Task details: Beneath this task is a listing. State how many of its lines include the string "days", giving nothing but the number.

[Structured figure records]
----

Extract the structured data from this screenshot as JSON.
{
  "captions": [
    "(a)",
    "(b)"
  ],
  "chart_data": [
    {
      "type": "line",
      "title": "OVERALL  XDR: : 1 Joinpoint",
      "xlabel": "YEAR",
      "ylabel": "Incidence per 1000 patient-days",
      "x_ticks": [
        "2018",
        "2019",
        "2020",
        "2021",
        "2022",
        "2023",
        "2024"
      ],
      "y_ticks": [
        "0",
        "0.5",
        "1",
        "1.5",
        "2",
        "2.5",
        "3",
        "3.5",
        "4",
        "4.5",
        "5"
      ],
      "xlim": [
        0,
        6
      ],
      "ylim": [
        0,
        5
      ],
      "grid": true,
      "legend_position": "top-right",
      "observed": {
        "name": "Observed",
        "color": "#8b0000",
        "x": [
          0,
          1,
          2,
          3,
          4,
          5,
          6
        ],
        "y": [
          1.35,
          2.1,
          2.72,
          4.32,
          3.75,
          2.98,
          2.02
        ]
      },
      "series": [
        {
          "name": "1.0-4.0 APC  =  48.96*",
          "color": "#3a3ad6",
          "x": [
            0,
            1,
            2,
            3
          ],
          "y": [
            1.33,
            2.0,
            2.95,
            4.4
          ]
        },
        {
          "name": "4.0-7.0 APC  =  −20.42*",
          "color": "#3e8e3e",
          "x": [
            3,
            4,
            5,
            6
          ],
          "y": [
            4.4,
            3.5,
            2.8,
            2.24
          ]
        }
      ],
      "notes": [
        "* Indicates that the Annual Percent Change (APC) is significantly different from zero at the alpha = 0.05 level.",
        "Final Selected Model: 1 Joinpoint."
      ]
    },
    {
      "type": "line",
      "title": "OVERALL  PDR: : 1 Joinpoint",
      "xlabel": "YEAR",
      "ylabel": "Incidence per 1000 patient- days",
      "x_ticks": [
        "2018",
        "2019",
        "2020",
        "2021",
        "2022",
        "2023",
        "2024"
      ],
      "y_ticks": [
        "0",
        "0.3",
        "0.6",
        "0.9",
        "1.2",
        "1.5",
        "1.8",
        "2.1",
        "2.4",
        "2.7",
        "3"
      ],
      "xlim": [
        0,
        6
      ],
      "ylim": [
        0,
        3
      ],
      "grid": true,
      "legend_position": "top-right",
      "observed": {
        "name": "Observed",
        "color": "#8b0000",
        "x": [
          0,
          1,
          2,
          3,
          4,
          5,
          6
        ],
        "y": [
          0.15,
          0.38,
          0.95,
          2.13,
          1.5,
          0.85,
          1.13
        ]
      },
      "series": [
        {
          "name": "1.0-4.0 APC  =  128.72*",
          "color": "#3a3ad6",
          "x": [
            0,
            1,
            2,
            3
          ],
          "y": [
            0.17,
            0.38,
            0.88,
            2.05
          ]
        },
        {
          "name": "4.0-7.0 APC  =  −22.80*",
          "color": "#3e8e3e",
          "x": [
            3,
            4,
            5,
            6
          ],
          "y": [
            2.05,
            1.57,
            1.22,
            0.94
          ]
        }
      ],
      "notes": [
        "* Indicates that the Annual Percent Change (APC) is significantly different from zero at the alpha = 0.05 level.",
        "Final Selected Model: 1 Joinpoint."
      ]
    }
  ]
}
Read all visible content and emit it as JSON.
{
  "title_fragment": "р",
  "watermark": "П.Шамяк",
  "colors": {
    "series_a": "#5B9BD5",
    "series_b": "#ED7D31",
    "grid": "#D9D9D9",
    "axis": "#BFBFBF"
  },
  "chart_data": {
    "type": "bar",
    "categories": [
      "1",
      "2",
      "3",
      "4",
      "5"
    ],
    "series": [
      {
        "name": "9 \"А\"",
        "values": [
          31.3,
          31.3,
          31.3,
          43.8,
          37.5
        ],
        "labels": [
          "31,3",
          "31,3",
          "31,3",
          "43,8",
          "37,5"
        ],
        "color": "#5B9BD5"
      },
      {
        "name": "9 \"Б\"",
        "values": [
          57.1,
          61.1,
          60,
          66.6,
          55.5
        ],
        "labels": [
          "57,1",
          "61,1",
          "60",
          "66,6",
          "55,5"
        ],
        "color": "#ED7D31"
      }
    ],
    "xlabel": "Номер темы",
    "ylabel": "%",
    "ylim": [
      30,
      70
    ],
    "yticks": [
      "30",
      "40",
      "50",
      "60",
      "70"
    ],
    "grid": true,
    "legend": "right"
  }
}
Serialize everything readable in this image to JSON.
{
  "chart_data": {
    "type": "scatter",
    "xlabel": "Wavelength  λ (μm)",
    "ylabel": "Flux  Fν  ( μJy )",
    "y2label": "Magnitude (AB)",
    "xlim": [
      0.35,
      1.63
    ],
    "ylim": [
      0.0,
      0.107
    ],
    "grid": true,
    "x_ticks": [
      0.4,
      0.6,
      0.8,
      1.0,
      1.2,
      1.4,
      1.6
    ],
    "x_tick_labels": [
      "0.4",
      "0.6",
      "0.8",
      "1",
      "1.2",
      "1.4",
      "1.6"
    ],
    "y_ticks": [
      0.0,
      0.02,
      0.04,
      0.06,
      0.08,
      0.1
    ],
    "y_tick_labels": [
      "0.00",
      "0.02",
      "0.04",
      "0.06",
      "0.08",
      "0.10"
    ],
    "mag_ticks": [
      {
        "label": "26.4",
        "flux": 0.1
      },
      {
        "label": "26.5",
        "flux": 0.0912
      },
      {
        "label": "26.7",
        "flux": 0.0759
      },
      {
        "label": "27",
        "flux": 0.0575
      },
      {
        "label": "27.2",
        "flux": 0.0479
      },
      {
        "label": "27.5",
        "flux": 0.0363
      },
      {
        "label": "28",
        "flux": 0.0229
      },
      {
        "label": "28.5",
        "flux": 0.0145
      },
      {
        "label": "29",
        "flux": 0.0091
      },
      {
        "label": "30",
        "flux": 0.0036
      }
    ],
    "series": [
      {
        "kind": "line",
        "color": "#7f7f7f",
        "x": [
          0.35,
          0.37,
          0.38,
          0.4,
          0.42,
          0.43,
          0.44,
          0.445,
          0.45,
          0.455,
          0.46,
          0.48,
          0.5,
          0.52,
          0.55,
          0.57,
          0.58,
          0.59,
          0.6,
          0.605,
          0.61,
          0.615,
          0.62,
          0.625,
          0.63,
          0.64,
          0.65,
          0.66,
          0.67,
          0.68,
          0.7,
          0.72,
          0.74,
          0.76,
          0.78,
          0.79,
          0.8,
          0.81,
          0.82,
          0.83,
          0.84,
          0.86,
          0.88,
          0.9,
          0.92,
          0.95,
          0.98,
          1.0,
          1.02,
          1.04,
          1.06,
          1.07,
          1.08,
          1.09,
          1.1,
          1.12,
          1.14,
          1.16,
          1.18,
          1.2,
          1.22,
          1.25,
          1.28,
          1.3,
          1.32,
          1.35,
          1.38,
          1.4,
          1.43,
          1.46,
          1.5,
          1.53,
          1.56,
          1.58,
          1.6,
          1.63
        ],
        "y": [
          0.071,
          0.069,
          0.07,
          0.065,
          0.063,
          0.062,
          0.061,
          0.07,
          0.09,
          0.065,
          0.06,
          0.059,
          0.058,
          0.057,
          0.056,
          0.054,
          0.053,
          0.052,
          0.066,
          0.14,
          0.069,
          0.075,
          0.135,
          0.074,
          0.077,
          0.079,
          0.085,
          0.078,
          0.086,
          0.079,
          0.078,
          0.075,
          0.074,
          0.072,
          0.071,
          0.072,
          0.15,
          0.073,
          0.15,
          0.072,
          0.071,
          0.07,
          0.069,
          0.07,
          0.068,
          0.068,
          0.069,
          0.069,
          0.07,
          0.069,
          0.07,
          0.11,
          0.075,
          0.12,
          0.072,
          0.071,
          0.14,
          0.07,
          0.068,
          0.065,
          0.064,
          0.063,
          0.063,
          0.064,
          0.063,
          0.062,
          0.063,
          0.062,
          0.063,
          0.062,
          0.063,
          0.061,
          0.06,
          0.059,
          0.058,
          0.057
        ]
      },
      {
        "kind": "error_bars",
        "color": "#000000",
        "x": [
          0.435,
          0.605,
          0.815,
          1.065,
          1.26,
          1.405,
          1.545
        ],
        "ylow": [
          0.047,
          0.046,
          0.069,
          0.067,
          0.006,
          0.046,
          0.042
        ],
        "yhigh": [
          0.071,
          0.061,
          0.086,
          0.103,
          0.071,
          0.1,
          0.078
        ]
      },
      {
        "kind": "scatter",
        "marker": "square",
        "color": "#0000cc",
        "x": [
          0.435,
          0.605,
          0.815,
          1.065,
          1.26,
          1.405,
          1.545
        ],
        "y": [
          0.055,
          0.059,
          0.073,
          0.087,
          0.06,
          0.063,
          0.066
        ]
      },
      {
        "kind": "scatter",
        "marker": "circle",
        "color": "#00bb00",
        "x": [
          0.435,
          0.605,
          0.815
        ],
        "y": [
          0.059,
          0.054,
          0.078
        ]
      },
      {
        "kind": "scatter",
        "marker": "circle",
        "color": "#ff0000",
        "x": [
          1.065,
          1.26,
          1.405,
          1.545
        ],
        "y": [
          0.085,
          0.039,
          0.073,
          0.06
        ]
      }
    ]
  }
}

----

Answer: 2